# GIVEN DATA start

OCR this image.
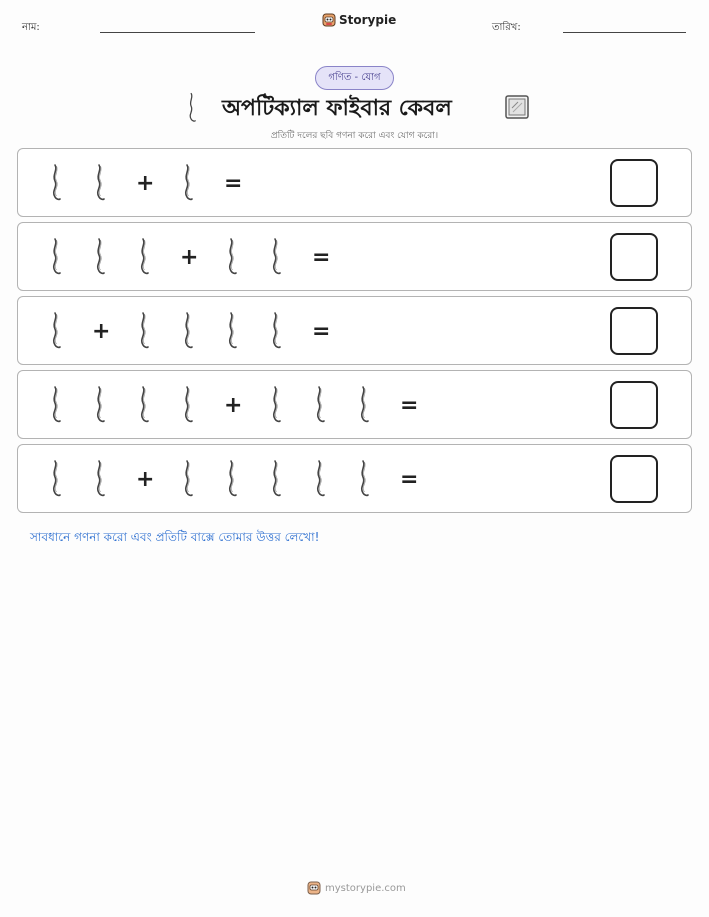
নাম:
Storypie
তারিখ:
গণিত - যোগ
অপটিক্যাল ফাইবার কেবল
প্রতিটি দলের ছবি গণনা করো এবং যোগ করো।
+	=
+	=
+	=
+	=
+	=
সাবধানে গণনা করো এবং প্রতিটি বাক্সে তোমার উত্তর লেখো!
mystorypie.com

# GIVEN DATA end

_WHAT TO PRODUCE_
The records above are to be reproduced exactly; the pictures are to be left out.

_SOLUTION TO THE PROBLEM_
OCR this image.
নাম:
Storypie
তারিখ:
গণিত - যোগ
অপটিক্যাল ফাইবার কেবল
প্রতিটি দলের ছবি গণনা করো এবং যোগ করো।
+	=
+	=
+	=
+	=
+	=
সাবধানে গণনা করো এবং প্রতিটি বাক্সে তোমার উত্তর লেখো!
mystorypie.com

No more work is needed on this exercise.